Re: [DISCUSS] FLIP-23 Model Serving

Fabian Hueske Mon, 01 Oct 2018 07:55:30 -0700

Hi everybody,

The question of how to serve ML models in Flink applications came up in
several conversations I had with Flink users in the last months.
Recently, Boris approached me and he told me that he'd like to revive the
efforts around FLIP-23 [1].


In the last days, Boris extended the proposal by a speculative model
evaluation which allows for evaluating multiple modes of varying complexity
to ensure certain SLAs.
The code does already exist in a Github repository [2].

Due to the frequent user requests and the fact that the code is already
present, I think would be a great feature for Flink to have.
Since this is a library on top of Flink's existing APIs this should not be
too hard to review.

**Aim 1**
Print the FLIP-23 message word for word, from start to finish.
The FLIP-23 message above has no connection to the listing that follows.

**Material supplied**

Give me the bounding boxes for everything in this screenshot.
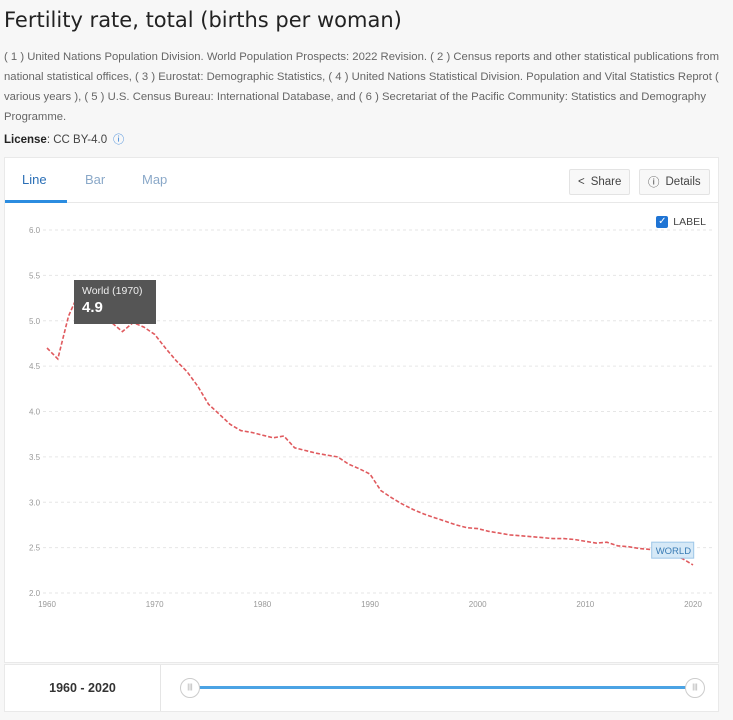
y-tick-label: 2.5 <box>29 544 41 553</box>
tooltip: World (1970) 4.9 <box>74 280 156 324</box>
series-label-world: WORLD <box>656 546 692 557</box>
share-label: Share <box>590 176 622 188</box>
license-value: : CC BY-4.0 <box>46 134 108 146</box>
license: License: CC BY-4.0 ⓘ <box>4 131 124 147</box>
details-label: Details <box>665 176 701 188</box>
range-label: 1960 - 2020 <box>5 665 161 711</box>
info-circle-icon[interactable]: ⓘ <box>113 134 125 146</box>
y-tick-label: 4.0 <box>29 408 41 417</box>
y-tick-label: 3.0 <box>29 498 41 507</box>
label-toggle-text: LABEL <box>673 216 706 228</box>
line-chart: 2.0 2.5 3.0 3.5 4.0 4.5 5.0 5.5 6.0 1960 1970 1980 1… <box>29 226 713 609</box>
y-tick-label: 5.0 <box>29 317 41 326</box>
tooltip-title: World (1970) <box>82 285 143 297</box>
x-tick-label: 2020 <box>684 600 702 609</box>
y-tick-label: 5.5 <box>29 271 41 280</box>
series-line-world <box>46 290 694 566</box>
y-tick-label: 2.0 <box>29 589 41 598</box>
x-tick-label: 1960 <box>38 600 56 609</box>
chart-card: Line Bar Map < Share ⓘ Details ✓ LABEL 2.0… <box>4 157 719 663</box>
view-tabs: Line Bar Map < Share ⓘ Details <box>5 158 718 203</box>
page-title: Fertility rate, total (births per woman) <box>4 8 402 32</box>
x-tick-label: 2000 <box>469 600 487 609</box>
range-end-handle[interactable]: ||| <box>685 678 705 698</box>
series-label-box <box>651 541 695 559</box>
tooltip-value: 4.9 <box>82 299 103 316</box>
x-tick-label: 1970 <box>146 600 164 609</box>
info-icon: ⓘ <box>648 177 660 189</box>
tab-bar[interactable]: Bar <box>85 172 106 187</box>
x-tick-label: 1980 <box>253 600 271 609</box>
y-tick-label: 6.0 <box>29 226 41 235</box>
source-notes: ( 1 ) United Nations Population Division… <box>4 51 719 123</box>
share-icon: < <box>578 176 585 188</box>
tab-map[interactable]: Map <box>142 172 168 187</box>
range-footer: 1960 - 2020 ||| ||| <box>4 664 719 712</box>
range-start-handle[interactable]: ||| <box>180 678 200 698</box>
range-slider-track[interactable] <box>191 686 695 689</box>
license-label: License <box>4 134 47 146</box>
details-button[interactable]: ⓘ Details <box>639 169 710 195</box>
tab-line[interactable]: Line <box>22 172 47 187</box>
x-tick-label: 1990 <box>361 600 379 609</box>
active-tab-indicator <box>5 200 67 203</box>
label-toggle[interactable]: ✓ LABEL <box>656 216 706 228</box>
y-tick-label: 4.5 <box>29 362 41 371</box>
x-tick-label: 2010 <box>576 600 594 609</box>
share-button[interactable]: < Share <box>569 169 631 195</box>
checkbox-checked-icon[interactable]: ✓ <box>656 216 669 228</box>
y-tick-label: 3.5 <box>29 453 41 462</box>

**Aim 2**
Output the stretch of the listing from the line containing "y-tick-label: 2.5 <box>29 544 41 553</box>" through the line containing "y-tick-label: 5.5 <box>29 271 41 280</box>", with both of those lines included, copied verbatim.

**Complete output 1**
Re: [DISCUSS] FLIP-23 Model Serving

Fabian Hueske Mon, 01 Oct 2018 07:55:30 -0700

Hi everybody,

The question of how to serve ML models in Flink applications came up in
several conversations I had with Flink users in the last months.
Recently, Boris approached me and he told me that he'd like to revive the
efforts around FLIP-23 [1].


In the last days, Boris extended the proposal by a speculative model
evaluation which allows for evaluating multiple modes of varying complexity
to ensure certain SLAs.
The code does already exist in a Github repository [2].

Due to the frequent user requests and the fact that the code is already
present, I think would be a great feature for Flink to have.
Since this is a library on top of Flink's existing APIs this should not be
too hard to review.

**Complete output 2**
y-tick-label: 2.5 <box>29 544 41 553</box>
tooltip: World (1970) 4.9 <box>74 280 156 324</box>
series-label-world: WORLD <box>656 546 692 557</box>
share-label: Share <box>590 176 622 188</box>
license-value: : CC BY-4.0 <box>46 134 108 146</box>
license: License: CC BY-4.0 ⓘ <box>4 131 124 147</box>
details-label: Details <box>665 176 701 188</box>
range-label: 1960 - 2020 <box>5 665 161 711</box>
info-circle-icon[interactable]: ⓘ <box>113 134 125 146</box>
y-tick-label: 4.0 <box>29 408 41 417</box>
y-tick-label: 3.0 <box>29 498 41 507</box>
label-toggle-text: LABEL <box>673 216 706 228</box>
line-chart: 2.0 2.5 3.0 3.5 4.0 4.5 5.0 5.5 6.0 1960 1970 1980 1… <box>29 226 713 609</box>
y-tick-label: 5.0 <box>29 317 41 326</box>
tooltip-title: World (1970) <box>82 285 143 297</box>
x-tick-label: 2020 <box>684 600 702 609</box>
y-tick-label: 5.5 <box>29 271 41 280</box>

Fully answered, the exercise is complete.